→ **Direction**: What you return should match every record exactly, with the images removed.

::::::::

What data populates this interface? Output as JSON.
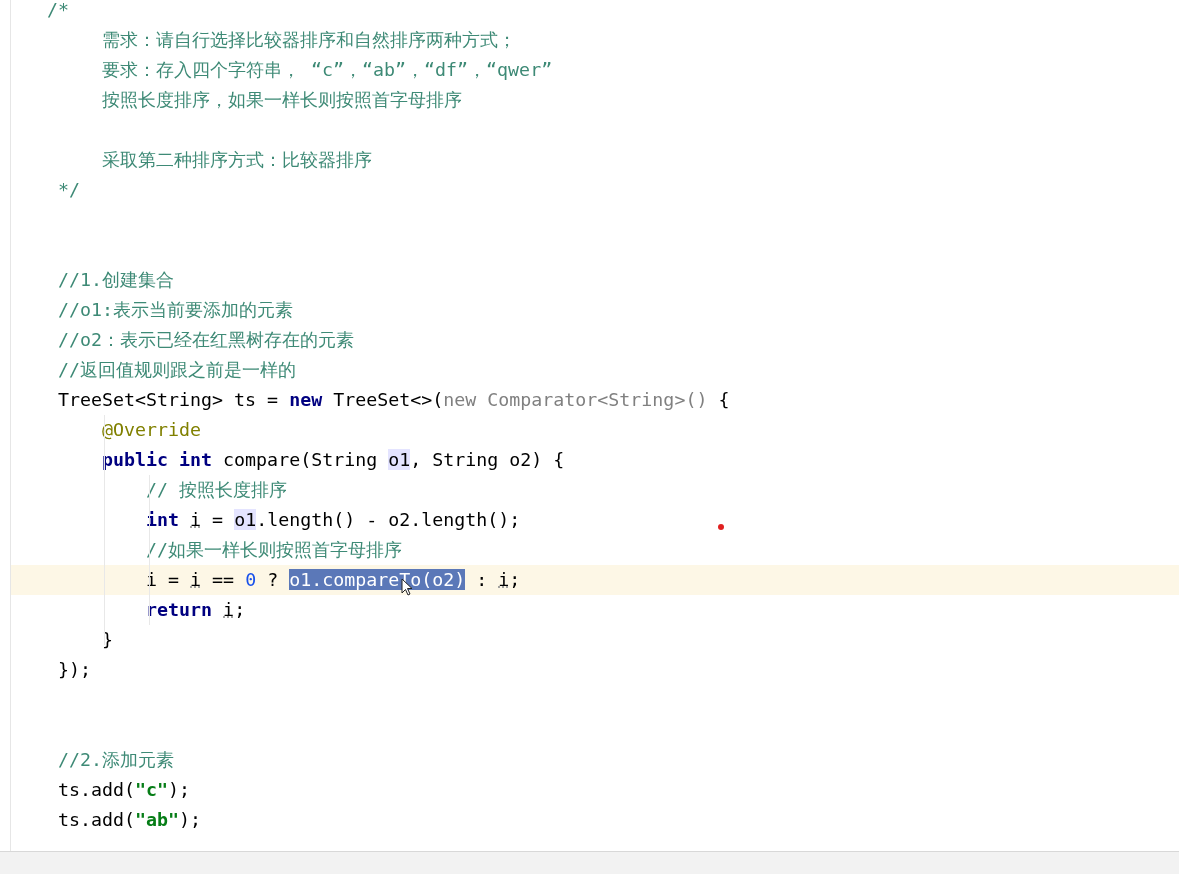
{
  "editor": {
    "lines": [
      {
        "kind": "code",
        "tokens": [
          {
            "kind": "comment",
            "text": "/*"
          }
        ]
      },
      {
        "kind": "code",
        "tokens": [
          {
            "kind": "comment",
            "text": "     需求：请自行选择比较器排序和自然排序两种方式；"
          }
        ]
      },
      {
        "kind": "code",
        "tokens": [
          {
            "kind": "comment",
            "text": "     要求：存入四个字符串， “c”，“ab”，“df”，“qwer”"
          }
        ]
      },
      {
        "kind": "code",
        "tokens": [
          {
            "kind": "comment",
            "text": "     按照长度排序，如果一样长则按照首字母排序"
          }
        ]
      },
      {
        "kind": "blank"
      },
      {
        "kind": "code",
        "tokens": [
          {
            "kind": "comment",
            "text": "     采取第二种排序方式：比较器排序"
          }
        ]
      },
      {
        "kind": "code",
        "tokens": [
          {
            "kind": "comment",
            "text": " */"
          }
        ]
      },
      {
        "kind": "blank"
      },
      {
        "kind": "blank"
      },
      {
        "kind": "code",
        "tokens": [
          {
            "kind": "comment",
            "text": " //1.创建集合"
          }
        ]
      },
      {
        "kind": "code",
        "tokens": [
          {
            "kind": "comment",
            "text": " //o1:表示当前要添加的元素"
          }
        ]
      },
      {
        "kind": "code",
        "tokens": [
          {
            "kind": "comment",
            "text": " //o2：表示已经在红黑树存在的元素"
          }
        ]
      },
      {
        "kind": "code",
        "tokens": [
          {
            "kind": "comment",
            "text": " //返回值规则跟之前是一样的"
          }
        ]
      },
      {
        "kind": "code",
        "tokens": [
          {
            "kind": "plain",
            "text": " TreeSet<String> ts = "
          },
          {
            "kind": "keyword",
            "text": "new"
          },
          {
            "kind": "plain",
            "text": " TreeSet<>("
          },
          {
            "kind": "dim",
            "text": "new Comparator<String>()"
          },
          {
            "kind": "plain",
            "text": " {"
          }
        ]
      },
      {
        "kind": "code",
        "tokens": [
          {
            "kind": "annotation",
            "text": "     @Override"
          }
        ]
      },
      {
        "kind": "code",
        "tokens": [
          {
            "kind": "keyword",
            "text": "     public int"
          },
          {
            "kind": "plain",
            "text": " compare(String "
          },
          {
            "kind": "usage",
            "text": "o1"
          },
          {
            "kind": "plain",
            "text": ", String o2) {"
          }
        ]
      },
      {
        "kind": "code",
        "tokens": [
          {
            "kind": "comment",
            "text": "         // 按照长度排序"
          }
        ]
      },
      {
        "kind": "code",
        "tokens": [
          {
            "kind": "keyword",
            "text": "         int "
          },
          {
            "kind": "var",
            "text": "i"
          },
          {
            "kind": "plain",
            "text": " = "
          },
          {
            "kind": "usage",
            "text": "o1"
          },
          {
            "kind": "plain",
            "text": ".length() - o2.length();"
          }
        ]
      },
      {
        "kind": "code",
        "tokens": [
          {
            "kind": "comment",
            "text": "         //如果一样长则按照首字母排序"
          }
        ]
      },
      {
        "kind": "code",
        "current": true,
        "tokens": [
          {
            "kind": "plain",
            "text": "         i = "
          },
          {
            "kind": "var",
            "text": "i"
          },
          {
            "kind": "plain",
            "text": " == "
          },
          {
            "kind": "number",
            "text": "0"
          },
          {
            "kind": "plain",
            "text": " ? "
          },
          {
            "kind": "selection",
            "text": "o1.compareTo(o2)"
          },
          {
            "kind": "plain",
            "text": " : "
          },
          {
            "kind": "var",
            "text": "i"
          },
          {
            "kind": "plain",
            "text": ";"
          }
        ]
      },
      {
        "kind": "code",
        "tokens": [
          {
            "kind": "keyword",
            "text": "         return "
          },
          {
            "kind": "var",
            "text": "i"
          },
          {
            "kind": "plain",
            "text": ";"
          }
        ]
      },
      {
        "kind": "code",
        "tokens": [
          {
            "kind": "plain",
            "text": "     }"
          }
        ]
      },
      {
        "kind": "code",
        "tokens": [
          {
            "kind": "plain",
            "text": " });"
          }
        ]
      },
      {
        "kind": "blank"
      },
      {
        "kind": "blank"
      },
      {
        "kind": "code",
        "tokens": [
          {
            "kind": "comment",
            "text": " //2.添加元素"
          }
        ]
      },
      {
        "kind": "code",
        "tokens": [
          {
            "kind": "plain",
            "text": " ts.add("
          },
          {
            "kind": "string",
            "text": "\"c\""
          },
          {
            "kind": "plain",
            "text": ");"
          }
        ]
      },
      {
        "kind": "code",
        "tokens": [
          {
            "kind": "plain",
            "text": " ts.add("
          },
          {
            "kind": "string",
            "text": "\"ab\""
          },
          {
            "kind": "plain",
            "text": ");"
          }
        ]
      }
    ]
  }
}
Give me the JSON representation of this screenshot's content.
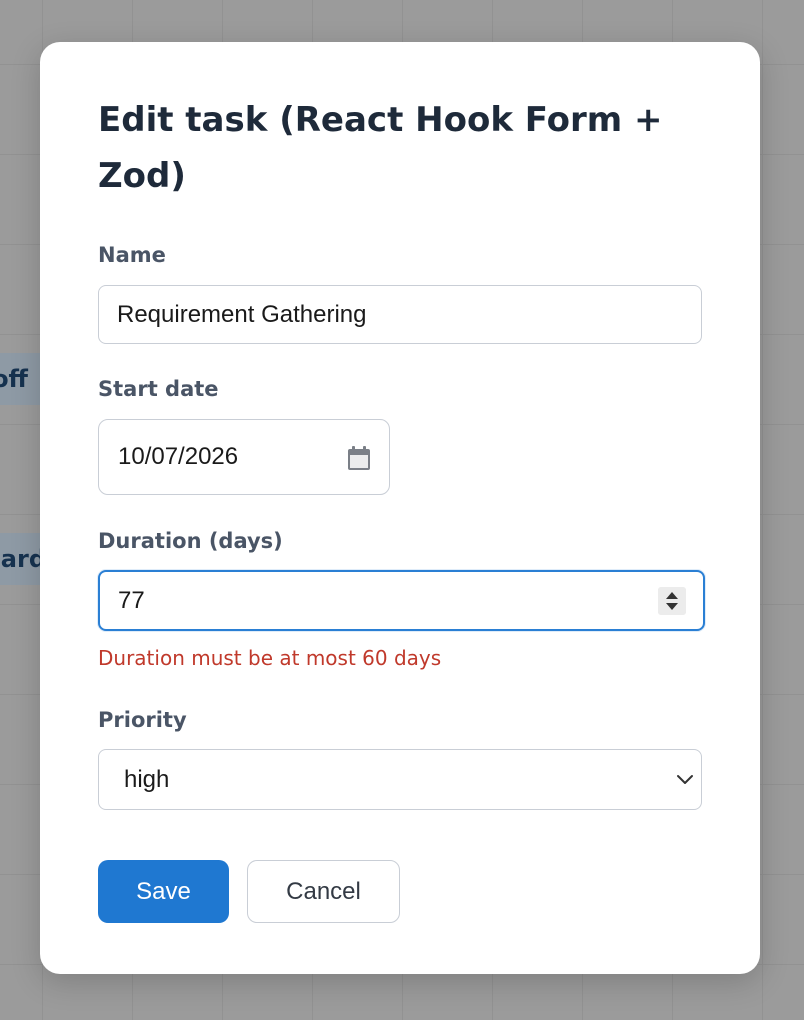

::::::::

→ **Finished answer**:
What data populates this interface? Output as JSON.
{
  "editor": {
    "lines": [
      {
        "kind": "code",
        "tokens": [
          {
            "kind": "comment",
            "text": "/*"
          }
        ]
      },
      {
        "kind": "code",
        "tokens": [
          {
            "kind": "comment",
            "text": "     需求：请自行选择比较器排序和自然排序两种方式；"
          }
        ]
      },
      {
        "kind": "code",
        "tokens": [
          {
            "kind": "comment",
            "text": "     要求：存入四个字符串， “c”，“ab”，“df”，“qwer”"
          }
        ]
      },
      {
        "kind": "code",
        "tokens": [
          {
            "kind": "comment",
            "text": "     按照长度排序，如果一样长则按照首字母排序"
          }
        ]
      },
      {
        "kind": "blank"
      },
      {
        "kind": "code",
        "tokens": [
          {
            "kind": "comment",
            "text": "     采取第二种排序方式：比较器排序"
          }
        ]
      },
      {
        "kind": "code",
        "tokens": [
          {
            "kind": "comment",
            "text": " */"
          }
        ]
      },
      {
        "kind": "blank"
      },
      {
        "kind": "blank"
      },
      {
        "kind": "code",
        "tokens": [
          {
            "kind": "comment",
            "text": " //1.创建集合"
          }
        ]
      },
      {
        "kind": "code",
        "tokens": [
          {
            "kind": "comment",
            "text": " //o1:表示当前要添加的元素"
          }
        ]
      },
      {
        "kind": "code",
        "tokens": [
          {
            "kind": "comment",
            "text": " //o2：表示已经在红黑树存在的元素"
          }
        ]
      },
      {
        "kind": "code",
        "tokens": [
          {
            "kind": "comment",
            "text": " //返回值规则跟之前是一样的"
          }
        ]
      },
      {
        "kind": "code",
        "tokens": [
          {
            "kind": "plain",
            "text": " TreeSet<String> ts = "
          },
          {
            "kind": "keyword",
            "text": "new"
          },
          {
            "kind": "plain",
            "text": " TreeSet<>("
          },
          {
            "kind": "dim",
            "text": "new Comparator<String>()"
          },
          {
            "kind": "plain",
            "text": " {"
          }
        ]
      },
      {
        "kind": "code",
        "tokens": [
          {
            "kind": "annotation",
            "text": "     @Override"
          }
        ]
      },
      {
        "kind": "code",
        "tokens": [
          {
            "kind": "keyword",
            "text": "     public int"
          },
          {
            "kind": "plain",
            "text": " compare(String "
          },
          {
            "kind": "usage",
            "text": "o1"
          },
          {
            "kind": "plain",
            "text": ", String o2) {"
          }
        ]
      },
      {
        "kind": "code",
        "tokens": [
          {
            "kind": "comment",
            "text": "         // 按照长度排序"
          }
        ]
      },
      {
        "kind": "code",
        "tokens": [
          {
            "kind": "keyword",
            "text": "         int "
          },
          {
            "kind": "var",
            "text": "i"
          },
          {
            "kind": "plain",
            "text": " = "
          },
          {
            "kind": "usage",
            "text": "o1"
          },
          {
            "kind": "plain",
            "text": ".length() - o2.length();"
          }
        ]
      },
      {
        "kind": "code",
        "tokens": [
          {
            "kind": "comment",
            "text": "         //如果一样长则按照首字母排序"
          }
        ]
      },
      {
        "kind": "code",
        "current": true,
        "tokens": [
          {
            "kind": "plain",
            "text": "         i = "
          },
          {
            "kind": "var",
            "text": "i"
          },
          {
            "kind": "plain",
            "text": " == "
          },
          {
            "kind": "number",
            "text": "0"
          },
          {
            "kind": "plain",
            "text": " ? "
          },
          {
            "kind": "selection",
            "text": "o1.compareTo(o2)"
          },
          {
            "kind": "plain",
            "text": " : "
          },
          {
            "kind": "var",
            "text": "i"
          },
          {
            "kind": "plain",
            "text": ";"
          }
        ]
      },
      {
        "kind": "code",
        "tokens": [
          {
            "kind": "keyword",
            "text": "         return "
          },
          {
            "kind": "var",
            "text": "i"
          },
          {
            "kind": "plain",
            "text": ";"
          }
        ]
      },
      {
        "kind": "code",
        "tokens": [
          {
            "kind": "plain",
            "text": "     }"
          }
        ]
      },
      {
        "kind": "code",
        "tokens": [
          {
            "kind": "plain",
            "text": " });"
          }
        ]
      },
      {
        "kind": "blank"
      },
      {
        "kind": "blank"
      },
      {
        "kind": "code",
        "tokens": [
          {
            "kind": "comment",
            "text": " //2.添加元素"
          }
        ]
      },
      {
        "kind": "code",
        "tokens": [
          {
            "kind": "plain",
            "text": " ts.add("
          },
          {
            "kind": "string",
            "text": "\"c\""
          },
          {
            "kind": "plain",
            "text": ");"
          }
        ]
      },
      {
        "kind": "code",
        "tokens": [
          {
            "kind": "plain",
            "text": " ts.add("
          },
          {
            "kind": "string",
            "text": "\"ab\""
          },
          {
            "kind": "plain",
            "text": ");"
          }
        ]
      }
    ]
  }
}
Give me the JSON representation of this screenshot's content.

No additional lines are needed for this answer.